● TO BE DONE
Within the records that follow, find every line containing the string "JSON". Copy those lines.

● MATERIAL
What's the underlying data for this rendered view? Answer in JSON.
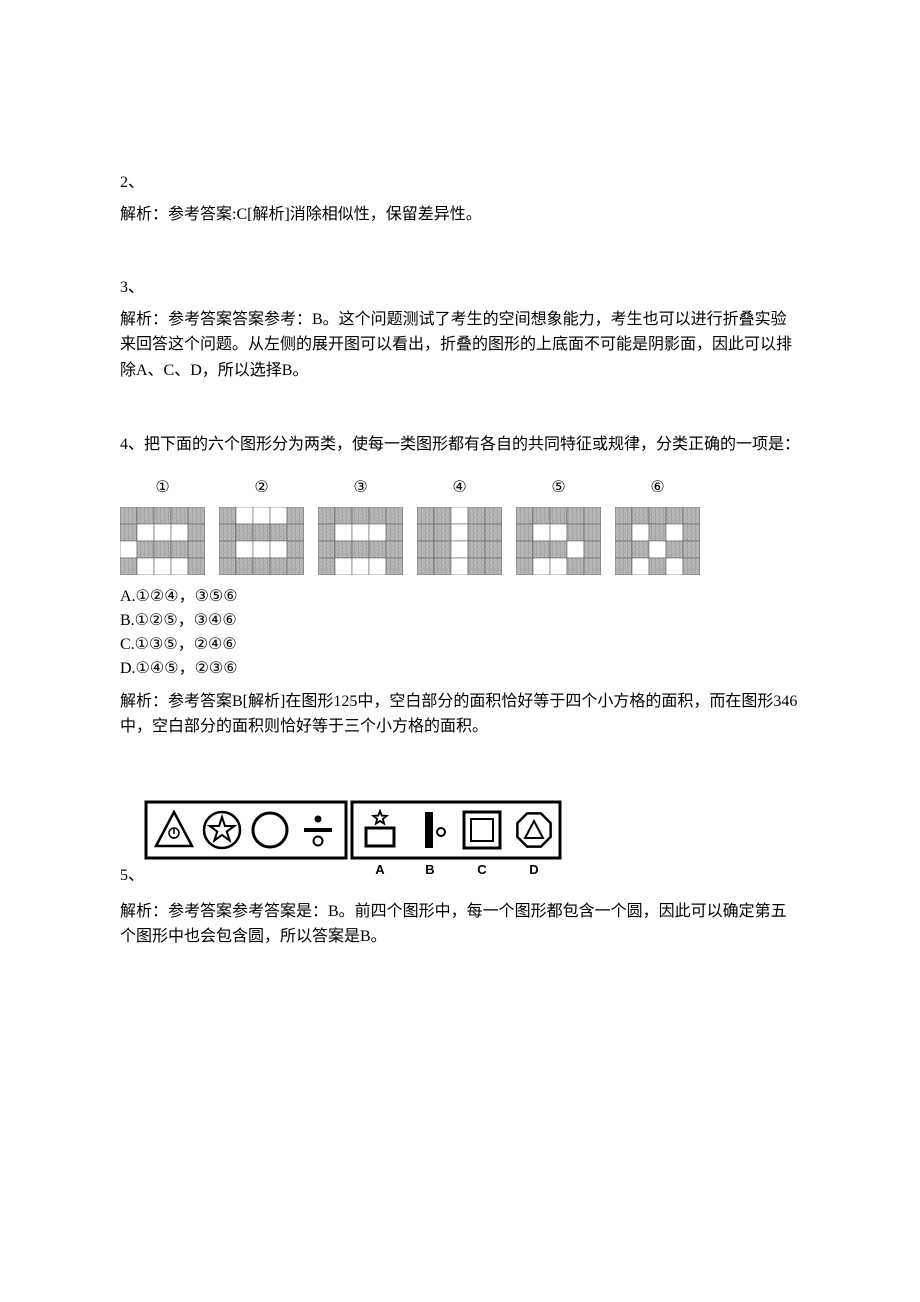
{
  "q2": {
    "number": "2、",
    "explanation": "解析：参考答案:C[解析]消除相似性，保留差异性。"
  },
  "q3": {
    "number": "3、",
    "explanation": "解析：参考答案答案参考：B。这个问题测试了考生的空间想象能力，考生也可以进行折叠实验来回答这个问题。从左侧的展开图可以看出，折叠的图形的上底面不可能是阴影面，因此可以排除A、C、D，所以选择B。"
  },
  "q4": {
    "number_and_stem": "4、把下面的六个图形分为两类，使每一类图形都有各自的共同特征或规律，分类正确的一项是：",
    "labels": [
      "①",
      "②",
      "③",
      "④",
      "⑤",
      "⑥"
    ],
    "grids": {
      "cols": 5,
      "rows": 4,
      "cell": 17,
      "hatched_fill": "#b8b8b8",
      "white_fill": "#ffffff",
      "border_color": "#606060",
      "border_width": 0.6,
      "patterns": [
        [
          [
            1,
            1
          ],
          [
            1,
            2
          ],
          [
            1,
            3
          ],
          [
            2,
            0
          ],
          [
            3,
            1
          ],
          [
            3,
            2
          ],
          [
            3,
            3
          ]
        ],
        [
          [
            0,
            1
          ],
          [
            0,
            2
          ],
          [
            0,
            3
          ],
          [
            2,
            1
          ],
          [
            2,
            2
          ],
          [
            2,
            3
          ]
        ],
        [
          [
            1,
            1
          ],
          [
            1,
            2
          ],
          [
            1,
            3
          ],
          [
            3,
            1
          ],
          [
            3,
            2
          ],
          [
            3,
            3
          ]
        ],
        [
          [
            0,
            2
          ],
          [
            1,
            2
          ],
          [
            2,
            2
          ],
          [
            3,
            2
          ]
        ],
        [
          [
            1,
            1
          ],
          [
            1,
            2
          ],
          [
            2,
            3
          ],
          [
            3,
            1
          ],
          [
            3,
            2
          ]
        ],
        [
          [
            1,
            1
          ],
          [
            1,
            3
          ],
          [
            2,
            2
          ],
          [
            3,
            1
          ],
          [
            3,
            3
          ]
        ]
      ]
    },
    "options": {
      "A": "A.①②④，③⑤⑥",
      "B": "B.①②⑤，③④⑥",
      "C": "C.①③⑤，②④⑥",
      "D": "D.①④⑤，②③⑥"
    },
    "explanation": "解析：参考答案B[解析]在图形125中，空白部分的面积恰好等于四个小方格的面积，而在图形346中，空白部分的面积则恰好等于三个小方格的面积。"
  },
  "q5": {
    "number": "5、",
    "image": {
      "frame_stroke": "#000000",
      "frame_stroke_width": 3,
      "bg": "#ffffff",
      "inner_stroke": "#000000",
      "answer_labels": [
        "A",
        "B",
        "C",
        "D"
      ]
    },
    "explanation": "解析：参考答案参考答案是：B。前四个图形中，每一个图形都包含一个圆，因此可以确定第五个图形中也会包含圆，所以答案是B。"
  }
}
* * *
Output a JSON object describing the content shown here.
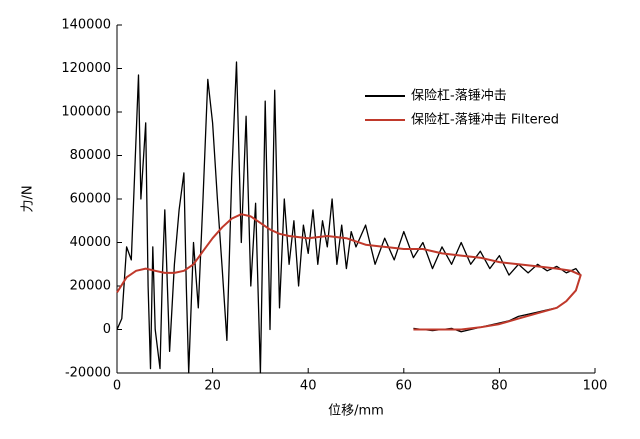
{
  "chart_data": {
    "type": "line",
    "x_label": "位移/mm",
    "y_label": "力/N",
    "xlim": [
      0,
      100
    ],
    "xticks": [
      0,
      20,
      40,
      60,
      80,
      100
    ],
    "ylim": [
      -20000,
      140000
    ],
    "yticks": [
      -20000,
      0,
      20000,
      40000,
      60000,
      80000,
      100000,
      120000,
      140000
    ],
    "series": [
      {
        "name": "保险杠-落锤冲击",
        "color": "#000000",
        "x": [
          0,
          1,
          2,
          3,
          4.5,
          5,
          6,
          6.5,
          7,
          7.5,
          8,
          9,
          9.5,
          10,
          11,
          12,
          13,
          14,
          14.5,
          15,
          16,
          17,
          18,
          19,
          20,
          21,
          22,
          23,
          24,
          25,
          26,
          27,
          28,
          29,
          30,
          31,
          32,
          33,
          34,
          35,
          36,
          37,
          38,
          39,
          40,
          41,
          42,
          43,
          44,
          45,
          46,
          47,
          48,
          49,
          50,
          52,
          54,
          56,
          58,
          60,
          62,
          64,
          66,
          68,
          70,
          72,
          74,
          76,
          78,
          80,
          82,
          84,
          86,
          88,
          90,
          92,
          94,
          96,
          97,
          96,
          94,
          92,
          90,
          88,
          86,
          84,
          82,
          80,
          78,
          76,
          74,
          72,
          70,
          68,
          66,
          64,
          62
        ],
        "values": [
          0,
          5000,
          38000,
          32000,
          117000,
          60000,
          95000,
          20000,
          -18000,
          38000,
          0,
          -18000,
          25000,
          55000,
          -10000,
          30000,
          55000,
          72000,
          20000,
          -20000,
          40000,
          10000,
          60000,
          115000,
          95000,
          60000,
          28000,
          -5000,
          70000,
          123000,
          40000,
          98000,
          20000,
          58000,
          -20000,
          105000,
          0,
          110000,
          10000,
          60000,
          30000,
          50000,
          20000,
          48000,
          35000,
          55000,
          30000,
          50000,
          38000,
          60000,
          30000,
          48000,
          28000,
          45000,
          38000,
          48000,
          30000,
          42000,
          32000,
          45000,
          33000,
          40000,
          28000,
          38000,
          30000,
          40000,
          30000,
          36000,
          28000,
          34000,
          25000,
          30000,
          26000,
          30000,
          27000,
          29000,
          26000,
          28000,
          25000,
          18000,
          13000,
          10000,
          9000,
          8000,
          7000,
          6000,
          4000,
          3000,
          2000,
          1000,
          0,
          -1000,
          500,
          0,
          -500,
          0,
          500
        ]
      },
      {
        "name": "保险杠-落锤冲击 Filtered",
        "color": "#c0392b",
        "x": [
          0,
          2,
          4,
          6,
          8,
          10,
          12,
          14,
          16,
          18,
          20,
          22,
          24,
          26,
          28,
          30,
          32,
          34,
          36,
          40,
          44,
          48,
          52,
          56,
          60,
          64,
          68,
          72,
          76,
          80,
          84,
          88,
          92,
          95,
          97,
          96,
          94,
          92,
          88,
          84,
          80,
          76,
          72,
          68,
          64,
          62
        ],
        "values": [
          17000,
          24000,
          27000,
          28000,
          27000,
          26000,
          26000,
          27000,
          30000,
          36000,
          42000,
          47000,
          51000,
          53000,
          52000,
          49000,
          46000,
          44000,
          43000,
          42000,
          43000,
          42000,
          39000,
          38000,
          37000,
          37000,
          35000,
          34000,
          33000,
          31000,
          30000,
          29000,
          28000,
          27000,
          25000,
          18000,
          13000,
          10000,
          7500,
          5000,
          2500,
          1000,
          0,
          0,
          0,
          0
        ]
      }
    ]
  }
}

● SOLUTION FOR THIS EXERCISE
What's the underlying data for this rendered view? Answer in JSON.
Output a JSON object describing the content shown here.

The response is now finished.